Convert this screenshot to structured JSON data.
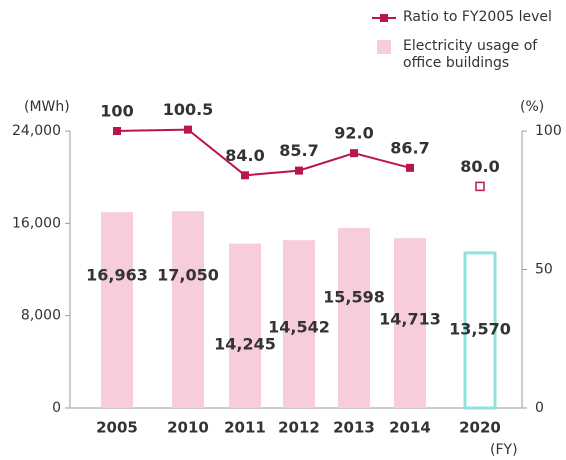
{
  "chart_data": {
    "type": "bar_line",
    "categories": [
      "2005",
      "2010",
      "2011",
      "2012",
      "2013",
      "2014",
      "2020"
    ],
    "series": [
      {
        "name": "Electricity usage of office buildings",
        "type": "bar",
        "color": "#f7cdd9",
        "values": [
          16963,
          17050,
          14245,
          14542,
          15598,
          14713,
          null
        ],
        "value_labels": [
          "16,963",
          "17,050",
          "14,245",
          "14,542",
          "15,598",
          "14,713",
          null
        ]
      },
      {
        "type": "bar",
        "color": "#8fe3df",
        "hollow": true,
        "values": [
          null,
          null,
          null,
          null,
          null,
          null,
          13570
        ],
        "value_labels": [
          null,
          null,
          null,
          null,
          null,
          null,
          "13,570"
        ]
      },
      {
        "name": "Ratio to FY2005 level",
        "type": "line",
        "axis": "y2",
        "color": "#b8164c",
        "values": [
          100,
          100.5,
          84.0,
          85.7,
          92.0,
          86.7,
          null
        ],
        "value_labels": [
          "100",
          "100.5",
          "84.0",
          "85.7",
          "92.0",
          "86.7",
          null
        ]
      },
      {
        "type": "line",
        "axis": "y2",
        "color": "#b8164c",
        "hollow": true,
        "values": [
          null,
          null,
          null,
          null,
          null,
          null,
          80.0
        ],
        "value_labels": [
          null,
          null,
          null,
          null,
          null,
          null,
          "80.0"
        ]
      }
    ],
    "y_label": "(MWh)",
    "y2_label": "(%)",
    "x_label": "(FY)",
    "ylim": [
      0,
      24000
    ],
    "yticks": [
      0,
      {
        "value": 8000,
        "label": "8,000"
      },
      {
        "value": 16000,
        "label": "16,000"
      },
      {
        "value": 24000,
        "label": "24,000"
      }
    ],
    "y2lim": [
      0,
      100
    ],
    "y2ticks": [
      0,
      50,
      100
    ]
  }
}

The exercise:
Determine how many lines in the listing above hold the string "name", then write only the number.

Written solution:
2